STATED GOAL: Give the data below again exactly as written, without its pictures.

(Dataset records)
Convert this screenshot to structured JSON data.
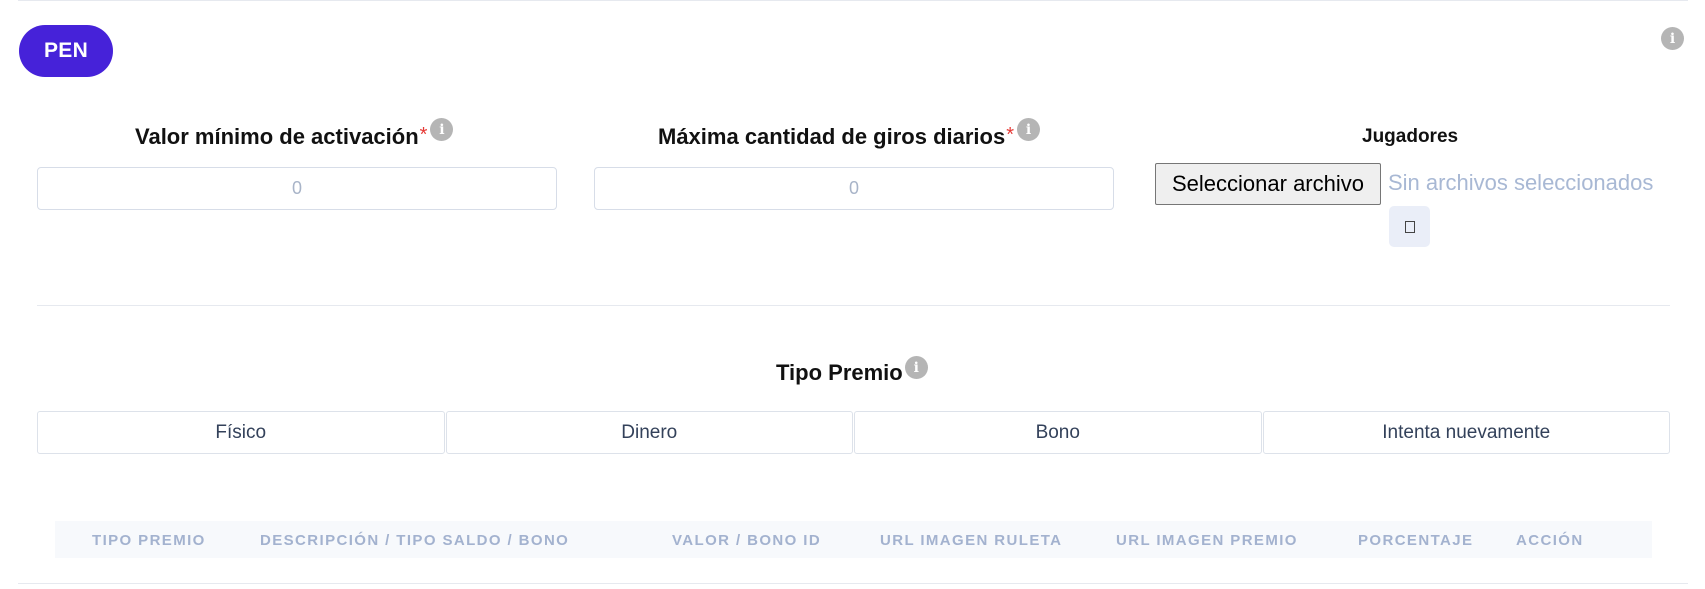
{
  "currency": {
    "label": "PEN"
  },
  "fields": {
    "min_activation": {
      "label": "Valor mínimo de activación",
      "required_mark": "*",
      "placeholder": "0"
    },
    "max_spins": {
      "label": "Máxima cantidad de giros diarios",
      "required_mark": "*",
      "placeholder": "0"
    }
  },
  "players": {
    "label": "Jugadores",
    "file_button": "Seleccionar archivo",
    "file_status": "Sin archivos seleccionados"
  },
  "prize_type": {
    "label": "Tipo Premio",
    "tabs": [
      "Físico",
      "Dinero",
      "Bono",
      "Intenta nuevamente"
    ]
  },
  "table": {
    "columns": [
      "TIPO PREMIO",
      "DESCRIPCIÓN / TIPO SALDO / BONO",
      "VALOR / BONO ID",
      "URL IMAGEN RULETA",
      "URL IMAGEN PREMIO",
      "PORCENTAJE",
      "ACCIÓN"
    ]
  },
  "icons": {
    "info": "info-icon",
    "upload": "upload-icon"
  },
  "colors": {
    "brand": "#4622d9",
    "required": "#e53935",
    "muted_text": "#a8b8d4"
  }
}
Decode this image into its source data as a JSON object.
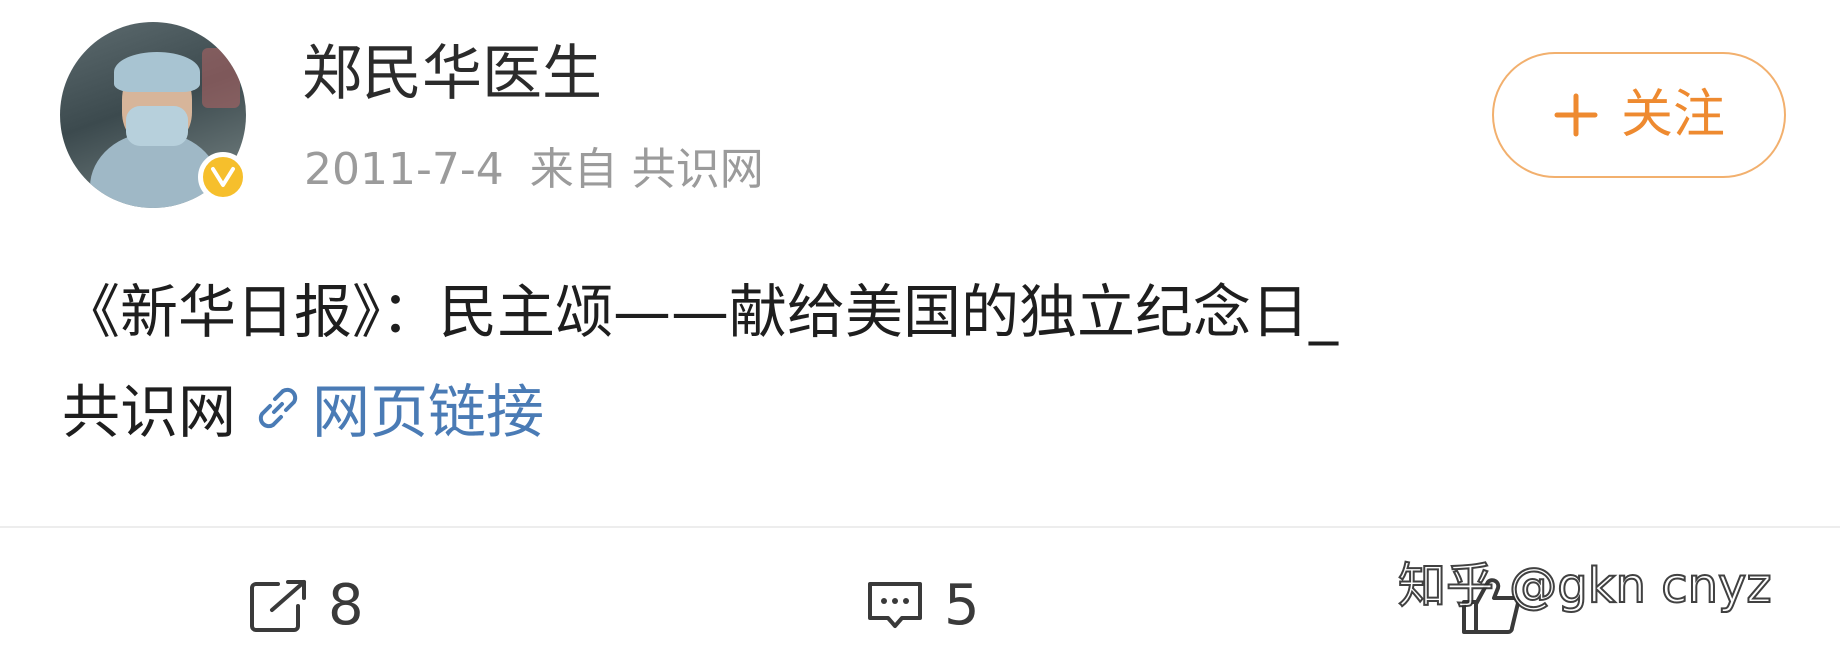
{
  "post": {
    "author": {
      "name": "郑民华医生",
      "verified": true,
      "badge_color": "#f6bf2c"
    },
    "meta": {
      "date": "2011-7-4",
      "source": "来自 共识网"
    },
    "follow_button": {
      "plus": "+",
      "label": "关注",
      "color": "#ee8a30"
    },
    "content": {
      "line1": "《新华日报》：民主颂——献给美国的独立纪念日_",
      "line2": "共识网",
      "link_label": "网页链接",
      "link_color": "#4a7bb5"
    },
    "actions": {
      "repost": {
        "icon": "share-icon",
        "count": "8"
      },
      "comment": {
        "icon": "comment-icon",
        "count": "5"
      },
      "like": {
        "icon": "thumbs-up-icon",
        "count": ""
      }
    },
    "watermark": "知乎 @gkn cnyz"
  }
}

WRITTEN SOLUTION:
Convert this screenshot to structured JSON data.
{
  "currency": {
    "label": "PEN"
  },
  "fields": {
    "min_activation": {
      "label": "Valor mínimo de activación",
      "required_mark": "*",
      "placeholder": "0"
    },
    "max_spins": {
      "label": "Máxima cantidad de giros diarios",
      "required_mark": "*",
      "placeholder": "0"
    }
  },
  "players": {
    "label": "Jugadores",
    "file_button": "Seleccionar archivo",
    "file_status": "Sin archivos seleccionados"
  },
  "prize_type": {
    "label": "Tipo Premio",
    "tabs": [
      "Físico",
      "Dinero",
      "Bono",
      "Intenta nuevamente"
    ]
  },
  "table": {
    "columns": [
      "TIPO PREMIO",
      "DESCRIPCIÓN / TIPO SALDO / BONO",
      "VALOR / BONO ID",
      "URL IMAGEN RULETA",
      "URL IMAGEN PREMIO",
      "PORCENTAJE",
      "ACCIÓN"
    ]
  },
  "icons": {
    "info": "info-icon",
    "upload": "upload-icon"
  },
  "colors": {
    "brand": "#4622d9",
    "required": "#e53935",
    "muted_text": "#a8b8d4"
  }
}
Decode this image into its source data as a JSON object.
{
  "post": {
    "author": {
      "name": "郑民华医生",
      "verified": true,
      "badge_color": "#f6bf2c"
    },
    "meta": {
      "date": "2011-7-4",
      "source": "来自 共识网"
    },
    "follow_button": {
      "plus": "+",
      "label": "关注",
      "color": "#ee8a30"
    },
    "content": {
      "line1": "《新华日报》：民主颂——献给美国的独立纪念日_",
      "line2": "共识网",
      "link_label": "网页链接",
      "link_color": "#4a7bb5"
    },
    "actions": {
      "repost": {
        "icon": "share-icon",
        "count": "8"
      },
      "comment": {
        "icon": "comment-icon",
        "count": "5"
      },
      "like": {
        "icon": "thumbs-up-icon",
        "count": ""
      }
    },
    "watermark": "知乎 @gkn cnyz"
  }
}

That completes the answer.